Exercise instructions →
Pick out the lines in the listing below that contain the word "Finland" and copy them.

Records to use →
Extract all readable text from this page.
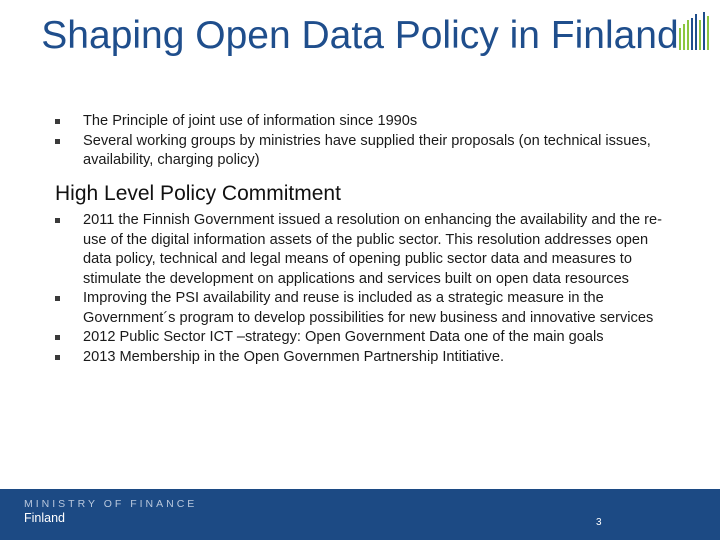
Shaping Open Data Policy in Finland
The Principle of joint use of information since 1990s
Several working groups by ministries have supplied their proposals (on technical issues, availability, charging policy)
High Level Policy Commitment
2011 the Finnish Government issued a resolution on enhancing the availability and the re-use of the digital information assets of the public sector. This resolution addresses open data policy, technical and legal means of opening public sector data and measures to stimulate the development on applications and services built on open data resources
Improving the PSI availability and reuse is included as a strategic measure in the Government´s program to develop possibilities for new business and innovative services
2012 Public Sector ICT –strategy: Open Government Data one of the main goals
2013 Membership in the Open Governmen Partnership Intitiative.
MINISTRY OF FINANCE
Finland	3
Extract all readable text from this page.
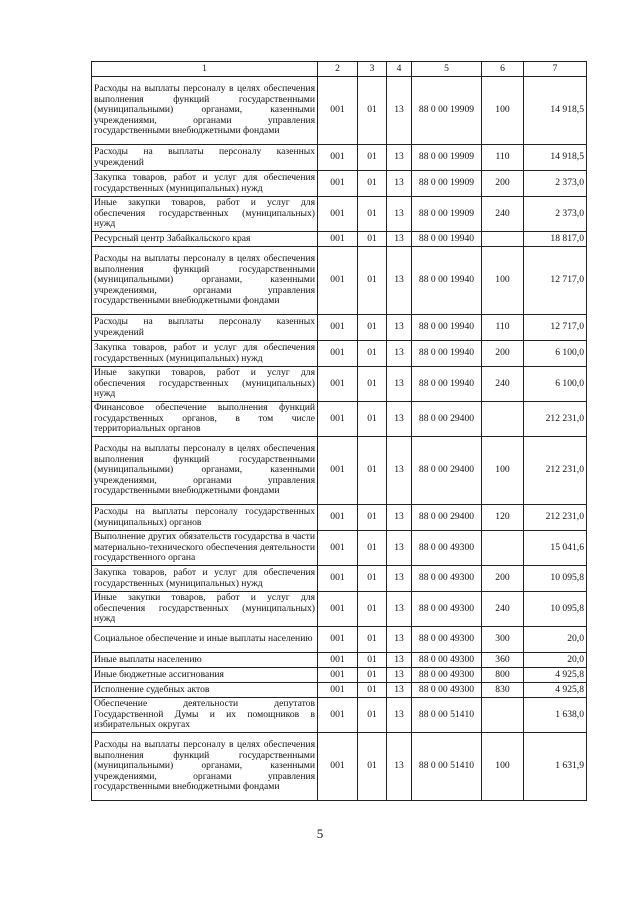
1	2	3	4	5	6	7
Расходы на выплаты персоналу в целях обеспечения выполнения функций государственными (муниципальными) органами, казенными учреждениями, органами управления государственными внебюджетными фондами	001	01	13	88 0 00 19909	100	14 918,5
Расходы на выплаты персоналу казенных учреждений	001	01	13	88 0 00 19909	110	14 918,5
Закупка товаров, работ и услуг для обеспечения государственных (муниципальных) нужд	001	01	13	88 0 00 19909	200	2 373,0
Иные закупки товаров, работ и услуг для обеспечения государственных (муниципальных) нужд	001	01	13	88 0 00 19909	240	2 373,0
Ресурсный центр Забайкальского края	001	01	13	88 0 00 19940		18 817,0
Расходы на выплаты персоналу в целях обеспечения выполнения функций государственными (муниципальными) органами, казенными учреждениями, органами управления государственными внебюджетными фондами	001	01	13	88 0 00 19940	100	12 717,0
Расходы на выплаты персоналу казенных учреждений	001	01	13	88 0 00 19940	110	12 717,0
Закупка товаров, работ и услуг для обеспечения государственных (муниципальных) нужд	001	01	13	88 0 00 19940	200	6 100,0
Иные закупки товаров, работ и услуг для обеспечения государственных (муниципальных) нужд	001	01	13	88 0 00 19940	240	6 100,0
Финансовое обеспечение выполнения функций государственных органов, в том числе территориальных органов	001	01	13	88 0 00 29400		212 231,0
Расходы на выплаты персоналу в целях обеспечения выполнения функций государственными (муниципальными) органами, казенными учреждениями, органами управления государственными внебюджетными фондами	001	01	13	88 0 00 29400	100	212 231,0
Расходы на выплаты персоналу государственных (муниципальных) органов	001	01	13	88 0 00 29400	120	212 231,0
Выполнение других обязательств государства в части материально-технического обеспечения деятельности государственного органа	001	01	13	88 0 00 49300		15 041,6
Закупка товаров, работ и услуг для обеспечения государственных (муниципальных) нужд	001	01	13	88 0 00 49300	200	10 095,8
Иные закупки товаров, работ и услуг для обеспечения государственных (муниципальных) нужд	001	01	13	88 0 00 49300	240	10 095,8
Социальное обеспечение и иные выплаты населению	001	01	13	88 0 00 49300	300	20,0
Иные выплаты населению	001	01	13	88 0 00 49300	360	20,0
Иные бюджетные ассигнования	001	01	13	88 0 00 49300	800	4 925,8
Исполнение судебных актов	001	01	13	88 0 00 49300	830	4 925,8
Обеспечение деятельности депутатов Государственной Думы и их помощников в избирательных округах	001	01	13	88 0 00 51410		1 638,0
Расходы на выплаты персоналу в целях обеспечения выполнения функций государственными (муниципальными) органами, казенными учреждениями, органами управления государственными внебюджетными фондами	001	01	13	88 0 00 51410	100	1 631,9
5
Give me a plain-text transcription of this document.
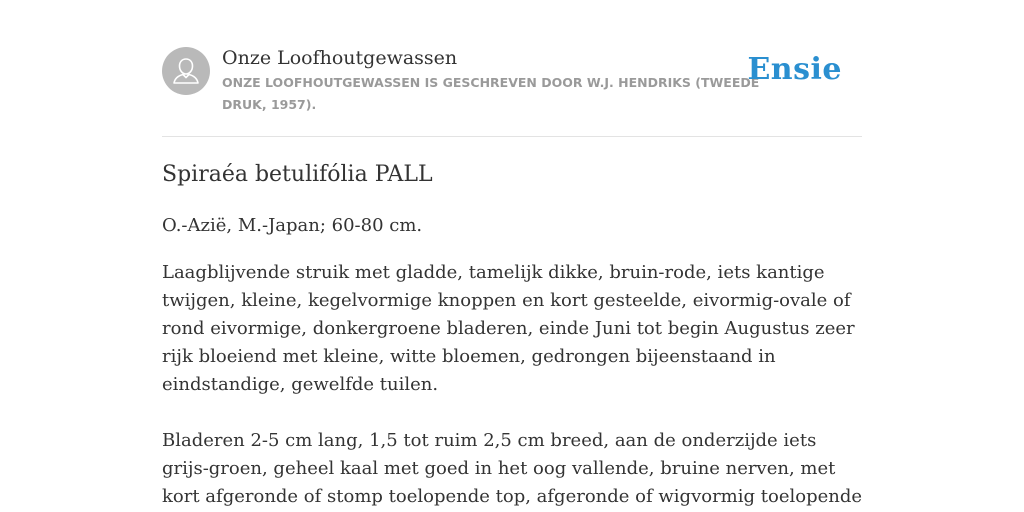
Onze Loofhoutgewassen
ONZE LOOFHOUTGEWASSEN IS GESCHREVEN DOOR W.J. HENDRIKS (TWEEDE DRUK, 1957).
Ensie
Spiraéa betulifólia PALL

O.-Azië, M.-Japan; 60-80 cm.

Laagblijvende struik met gladde, tamelijk dikke, bruin-rode, iets kantige twijgen, kleine, kegelvormige knoppen en kort gesteelde, eivormig-ovale of rond eivormige, donkergroene bladeren, einde Juni tot begin Augustus zeer rijk bloeiend met kleine, witte bloemen, gedrongen bijeenstaand in eindstandige, gewelfde tuilen.

Bladeren 2-5 cm lang, 1,5 tot ruim 2,5 cm breed, aan de onderzijde iets grijs-groen, geheel kaal met goed in het oog vallende, bruine nerven, met kort afgeronde of stomp toelopende top, afgeronde of wigvormig toelopende
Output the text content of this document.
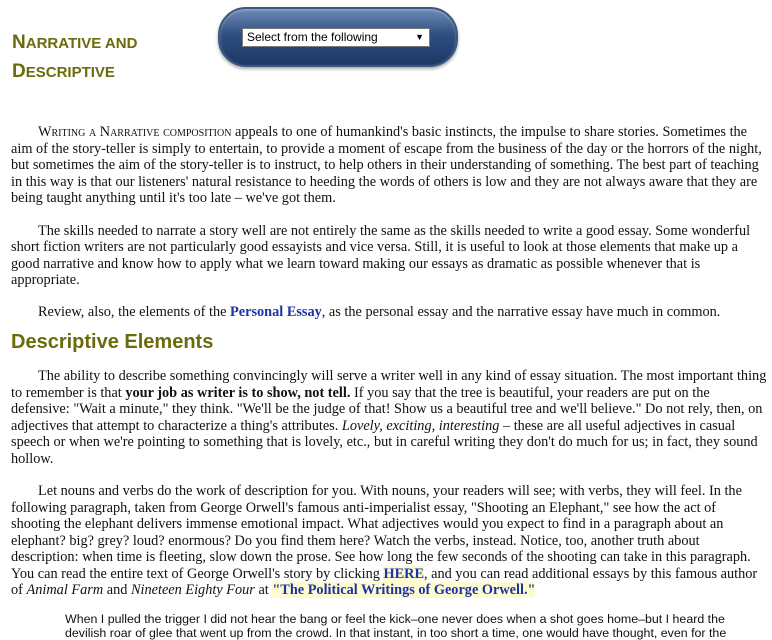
NARRATIVE AND
DESCRIPTIVE
Select from the following	▼

Writing a Narrative composition appeals to one of humankind's basic instincts, the impulse to share stories. Sometimes the aim of the story-teller is simply to entertain, to provide a moment of escape from the business of the day or the horrors of the night, but sometimes the aim of the story-teller is to instruct, to help others in their understanding of something. The best part of teaching in this way is that our listeners' natural resistance to heeding the words of others is low and they are not always aware that they are being taught anything until it's too late – we've got them.

The skills needed to narrate a story well are not entirely the same as the skills needed to write a good essay. Some wonderful short fiction writers are not particularly good essayists and vice versa. Still, it is useful to look at those elements that make up a good narrative and know how to apply what we learn toward making our essays as dramatic as possible whenever that is appropriate.

Review, also, the elements of the Personal Essay, as the personal essay and the narrative essay have much in common.

Descriptive Elements

The ability to describe something convincingly will serve a writer well in any kind of essay situation. The most important thing to remember is that your job as writer is to show, not tell. If you say that the tree is beautiful, your readers are put on the defensive: "Wait a minute," they think. "We'll be the judge of that! Show us a beautiful tree and we'll believe." Do not rely, then, on adjectives that attempt to characterize a thing's attributes. Lovely, exciting, interesting – these are all useful adjectives in casual speech or when we're pointing to something that is lovely, etc., but in careful writing they don't do much for us; in fact, they sound hollow.

Let nouns and verbs do the work of description for you. With nouns, your readers will see; with verbs, they will feel. In the following paragraph, taken from George Orwell's famous anti-imperialist essay, "Shooting an Elephant," see how the act of shooting the elephant delivers immense emotional impact. What adjectives would you expect to find in a paragraph about an elephant? big? grey? loud? enormous? Do you find them here? Watch the verbs, instead. Notice, too, another truth about description: when time is fleeting, slow down the prose. See how long the few seconds of the shooting can take in this paragraph. You can read the entire text of George Orwell's story by clicking HERE, and you can read additional essays by this famous author of Animal Farm and Nineteen Eighty Four at "The Political Writings of George Orwell."

When I pulled the trigger I did not hear the bang or feel the kick–one never does when a shot goes home–but I heard the devilish roar of glee that went up from the crowd. In that instant, in too short a time, one would have thought, even for the
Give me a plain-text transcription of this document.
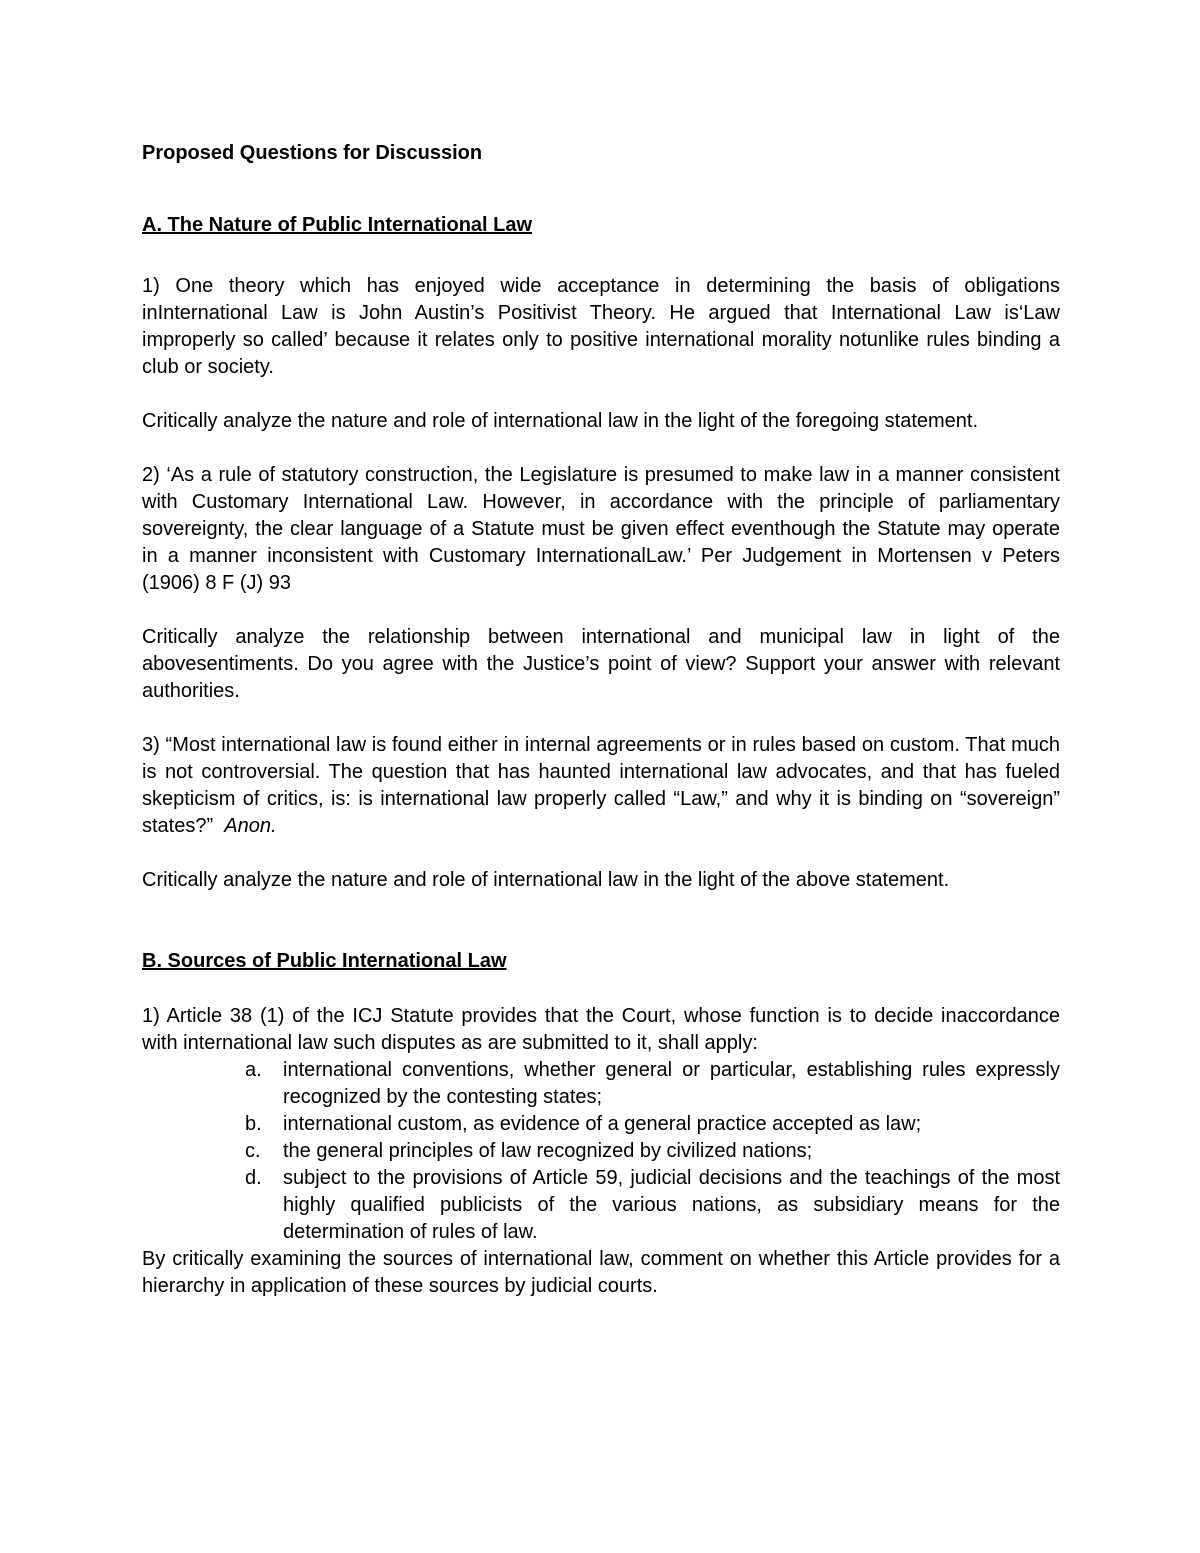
Proposed Questions for Discussion

A. The Nature of Public International Law

1) One theory which has enjoyed wide acceptance in determining the basis of obligations inInternational Law is John Austin’s Positivist Theory. He argued that International Law is‘Law improperly so called’ because it relates only to positive international morality notunlike rules binding a club or society.

Critically analyze the nature and role of international law in the light of the foregoing statement.

2) ‘As a rule of statutory construction, the Legislature is presumed to make law in a manner consistent with Customary International Law. However, in accordance with the principle of parliamentary sovereignty, the clear language of a Statute must be given effect eventhough the Statute may operate in a manner inconsistent with Customary InternationalLaw.’ Per Judgement in Mortensen v Peters (1906) 8 F (J) 93

Critically analyze the relationship between international and municipal law in light of the abovesentiments. Do you agree with the Justice’s point of view? Support your answer with relevant authorities.

3) “Most international law is found either in internal agreements or in rules based on custom. That much is not controversial. The question that has haunted international law advocates, and that has fueled skepticism of critics, is: is international law properly called “Law,” and why it is binding on “sovereign” states?” Anon.

Critically analyze the nature and role of international law in the light of the above statement.

B. Sources of Public International Law

1) Article 38 (1) of the ICJ Statute provides that the Court, whose function is to decide inaccordance with international law such disputes as are submitted to it, shall apply:

a. international conventions, whether general or particular, establishing rules expressly recognized by the contesting states;
b. international custom, as evidence of a general practice accepted as law;
c. the general principles of law recognized by civilized nations;
d. subject to the provisions of Article 59, judicial decisions and the teachings of the most highly qualified publicists of the various nations, as subsidiary means for the determination of rules of law.

By critically examining the sources of international law, comment on whether this Article provides for a hierarchy in application of these sources by judicial courts.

Result of this exercise →
Shaping Open Data Policy in Finland
Finland	3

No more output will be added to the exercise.